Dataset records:
::::::

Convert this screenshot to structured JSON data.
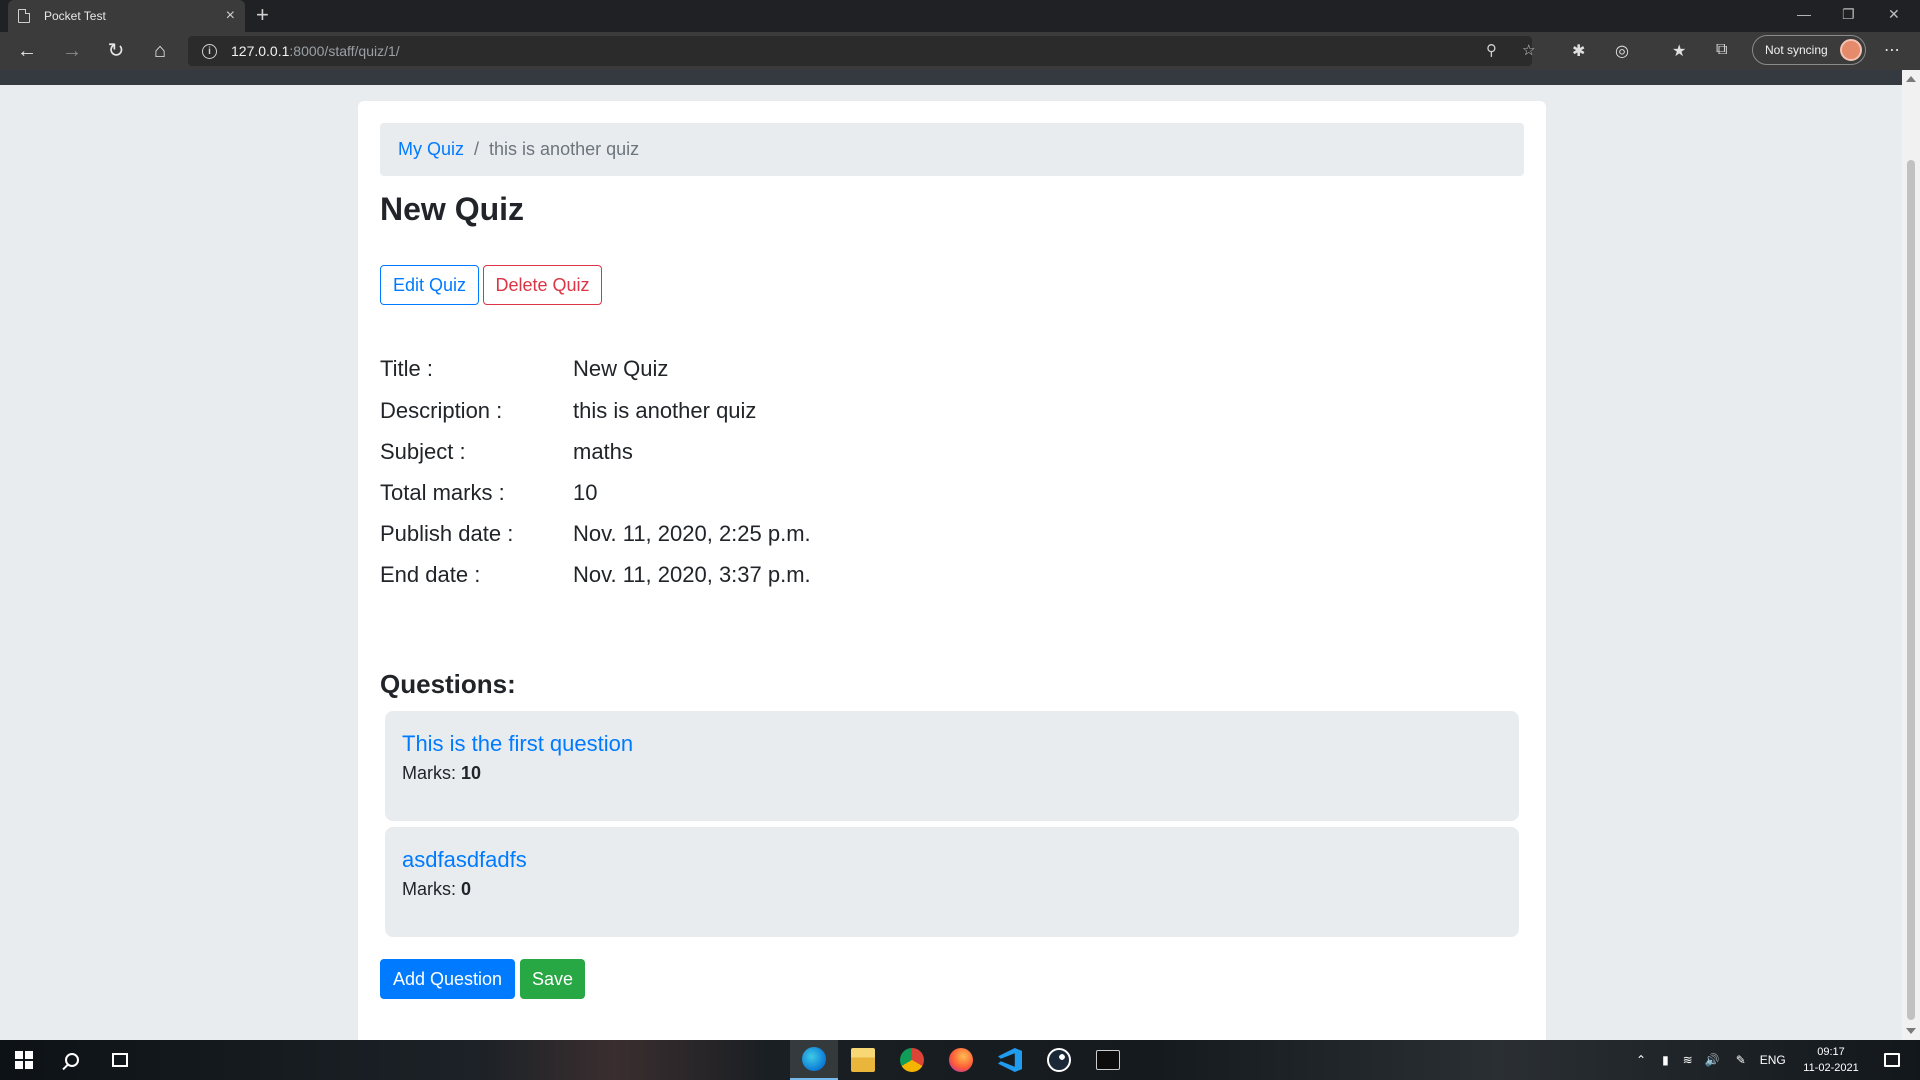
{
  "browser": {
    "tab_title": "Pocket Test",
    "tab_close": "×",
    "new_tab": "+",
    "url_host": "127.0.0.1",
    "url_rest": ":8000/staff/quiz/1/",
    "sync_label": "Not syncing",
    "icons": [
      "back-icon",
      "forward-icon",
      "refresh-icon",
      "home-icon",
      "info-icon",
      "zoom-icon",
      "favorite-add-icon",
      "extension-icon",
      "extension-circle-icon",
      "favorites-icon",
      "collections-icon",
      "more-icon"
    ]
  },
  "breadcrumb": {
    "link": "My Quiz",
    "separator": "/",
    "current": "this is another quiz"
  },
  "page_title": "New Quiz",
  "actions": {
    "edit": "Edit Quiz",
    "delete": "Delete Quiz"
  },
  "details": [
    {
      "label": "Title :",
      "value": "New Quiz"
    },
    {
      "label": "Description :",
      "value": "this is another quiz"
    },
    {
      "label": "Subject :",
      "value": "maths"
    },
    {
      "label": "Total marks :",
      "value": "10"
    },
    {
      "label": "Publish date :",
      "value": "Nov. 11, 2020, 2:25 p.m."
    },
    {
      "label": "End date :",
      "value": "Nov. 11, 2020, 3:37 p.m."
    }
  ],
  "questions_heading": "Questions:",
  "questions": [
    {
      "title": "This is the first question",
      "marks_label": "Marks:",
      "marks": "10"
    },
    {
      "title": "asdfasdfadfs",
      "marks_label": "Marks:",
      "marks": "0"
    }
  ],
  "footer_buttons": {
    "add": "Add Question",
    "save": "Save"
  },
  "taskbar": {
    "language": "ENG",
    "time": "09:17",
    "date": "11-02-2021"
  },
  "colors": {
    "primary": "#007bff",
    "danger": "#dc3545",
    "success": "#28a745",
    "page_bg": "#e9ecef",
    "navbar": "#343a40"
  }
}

::::::

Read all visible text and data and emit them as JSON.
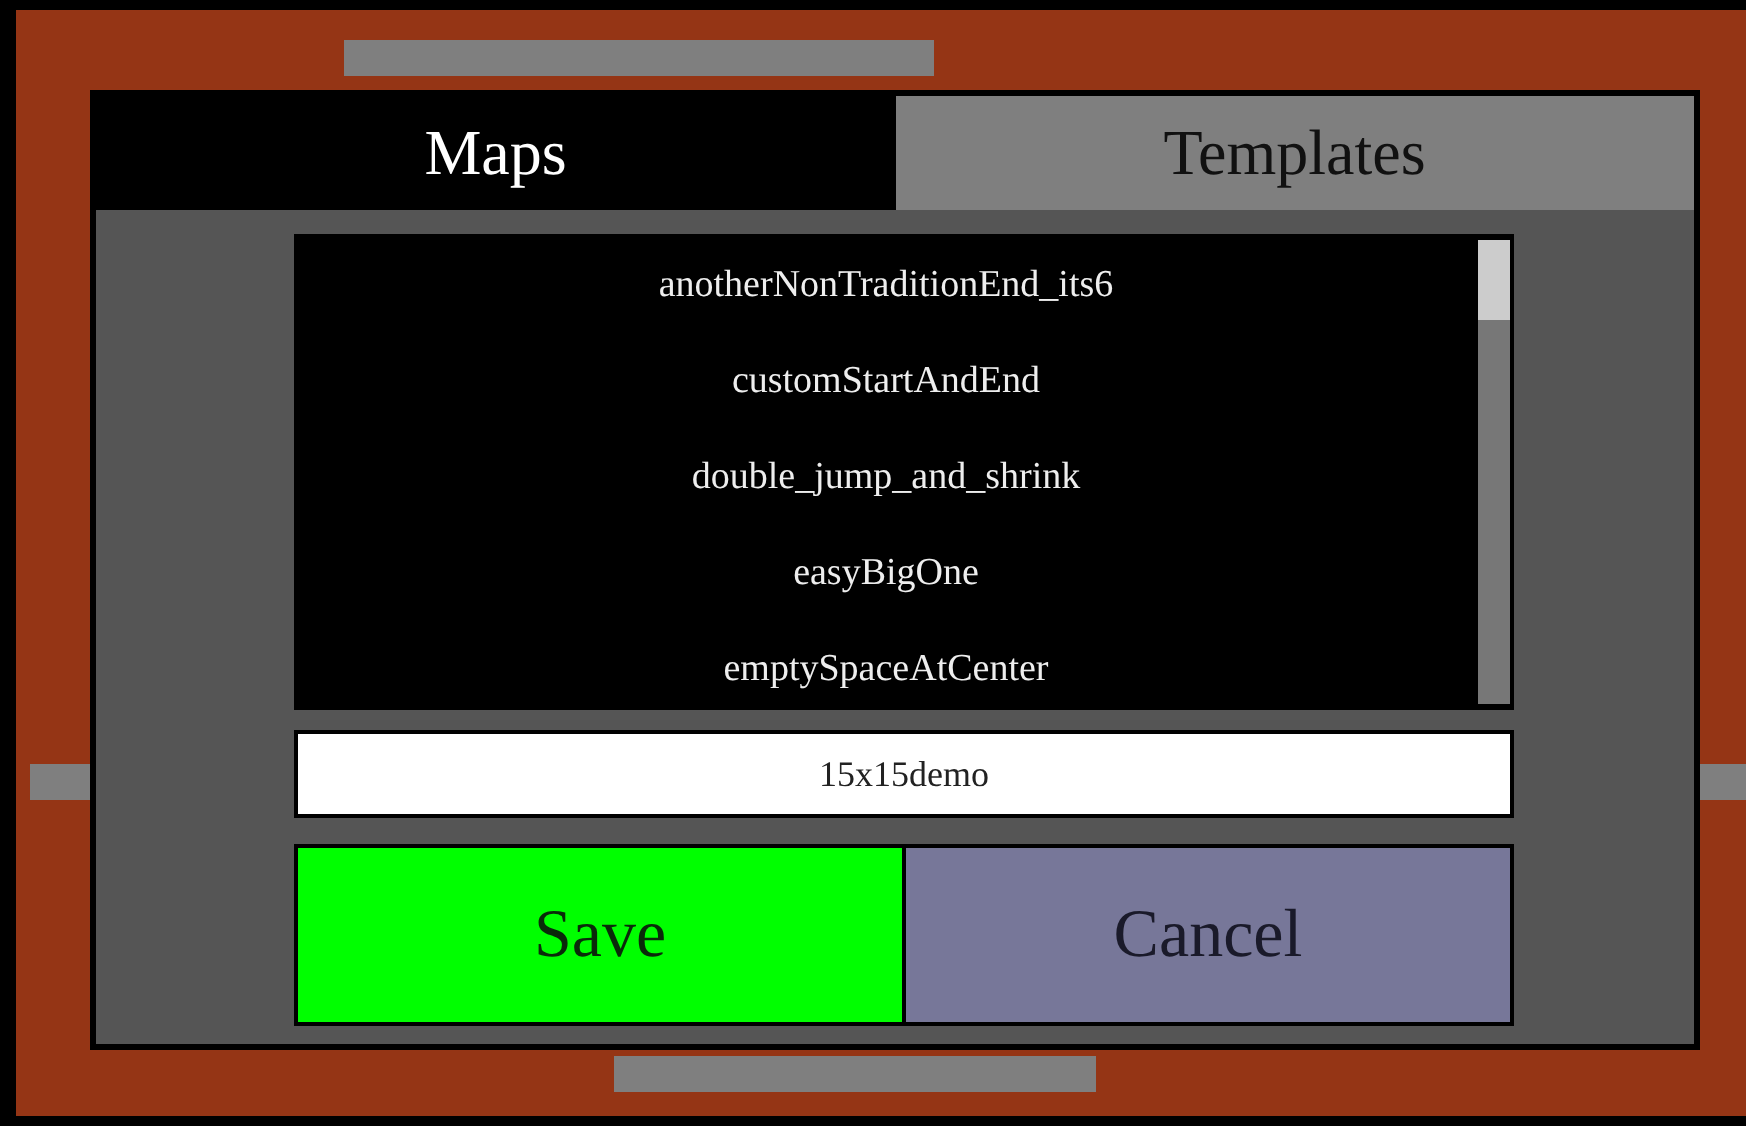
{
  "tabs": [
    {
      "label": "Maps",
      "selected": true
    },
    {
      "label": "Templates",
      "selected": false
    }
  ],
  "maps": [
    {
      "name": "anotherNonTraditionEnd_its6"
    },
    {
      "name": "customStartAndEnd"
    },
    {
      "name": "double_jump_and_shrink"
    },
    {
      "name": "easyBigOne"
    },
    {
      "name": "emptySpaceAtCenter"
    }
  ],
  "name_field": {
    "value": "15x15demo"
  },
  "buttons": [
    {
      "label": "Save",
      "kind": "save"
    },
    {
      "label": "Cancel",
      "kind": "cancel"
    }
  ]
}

::::::

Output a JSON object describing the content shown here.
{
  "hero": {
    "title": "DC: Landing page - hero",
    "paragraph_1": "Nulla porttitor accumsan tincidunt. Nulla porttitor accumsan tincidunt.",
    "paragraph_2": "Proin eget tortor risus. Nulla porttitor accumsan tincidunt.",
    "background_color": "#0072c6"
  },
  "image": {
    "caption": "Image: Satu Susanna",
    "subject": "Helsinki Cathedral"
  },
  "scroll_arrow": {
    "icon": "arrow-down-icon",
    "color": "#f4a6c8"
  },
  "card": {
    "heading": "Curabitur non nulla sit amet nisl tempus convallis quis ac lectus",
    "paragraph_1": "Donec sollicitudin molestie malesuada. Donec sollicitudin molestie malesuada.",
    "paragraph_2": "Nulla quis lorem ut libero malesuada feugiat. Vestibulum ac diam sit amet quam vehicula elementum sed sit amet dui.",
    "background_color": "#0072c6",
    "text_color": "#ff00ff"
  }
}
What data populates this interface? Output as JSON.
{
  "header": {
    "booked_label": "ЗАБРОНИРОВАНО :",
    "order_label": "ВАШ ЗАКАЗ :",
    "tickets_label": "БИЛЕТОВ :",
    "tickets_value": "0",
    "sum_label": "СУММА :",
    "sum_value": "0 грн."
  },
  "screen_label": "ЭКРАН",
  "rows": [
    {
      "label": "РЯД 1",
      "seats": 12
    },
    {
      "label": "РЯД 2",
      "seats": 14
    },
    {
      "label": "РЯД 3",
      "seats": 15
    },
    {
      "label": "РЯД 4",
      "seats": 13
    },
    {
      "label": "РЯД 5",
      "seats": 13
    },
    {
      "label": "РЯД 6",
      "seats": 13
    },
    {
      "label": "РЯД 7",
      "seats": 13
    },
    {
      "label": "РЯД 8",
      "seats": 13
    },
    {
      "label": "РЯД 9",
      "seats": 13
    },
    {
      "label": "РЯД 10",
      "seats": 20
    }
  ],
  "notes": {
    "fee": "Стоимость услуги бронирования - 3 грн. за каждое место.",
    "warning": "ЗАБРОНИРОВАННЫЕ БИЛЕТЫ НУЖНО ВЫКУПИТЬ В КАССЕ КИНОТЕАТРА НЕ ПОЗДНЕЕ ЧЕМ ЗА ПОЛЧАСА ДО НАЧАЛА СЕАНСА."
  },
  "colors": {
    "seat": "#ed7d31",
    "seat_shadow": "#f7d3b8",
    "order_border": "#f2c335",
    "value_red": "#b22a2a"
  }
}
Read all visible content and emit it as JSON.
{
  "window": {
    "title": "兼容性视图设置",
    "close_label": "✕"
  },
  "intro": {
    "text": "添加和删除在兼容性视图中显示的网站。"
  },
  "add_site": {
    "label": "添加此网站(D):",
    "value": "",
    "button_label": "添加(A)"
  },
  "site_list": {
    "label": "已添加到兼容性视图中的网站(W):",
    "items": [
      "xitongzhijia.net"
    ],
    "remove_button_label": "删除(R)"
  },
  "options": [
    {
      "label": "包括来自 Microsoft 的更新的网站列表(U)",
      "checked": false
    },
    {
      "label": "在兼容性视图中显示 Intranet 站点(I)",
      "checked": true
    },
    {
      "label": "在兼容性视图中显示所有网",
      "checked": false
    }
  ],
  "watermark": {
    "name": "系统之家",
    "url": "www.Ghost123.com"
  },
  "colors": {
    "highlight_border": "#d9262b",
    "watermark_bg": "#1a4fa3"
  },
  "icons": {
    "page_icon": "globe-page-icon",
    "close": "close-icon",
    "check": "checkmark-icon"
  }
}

::::::

Copy out all lines above that include the string "emit".

Read all visible text and data and emit them as JSON.
Read all visible content and emit it as JSON.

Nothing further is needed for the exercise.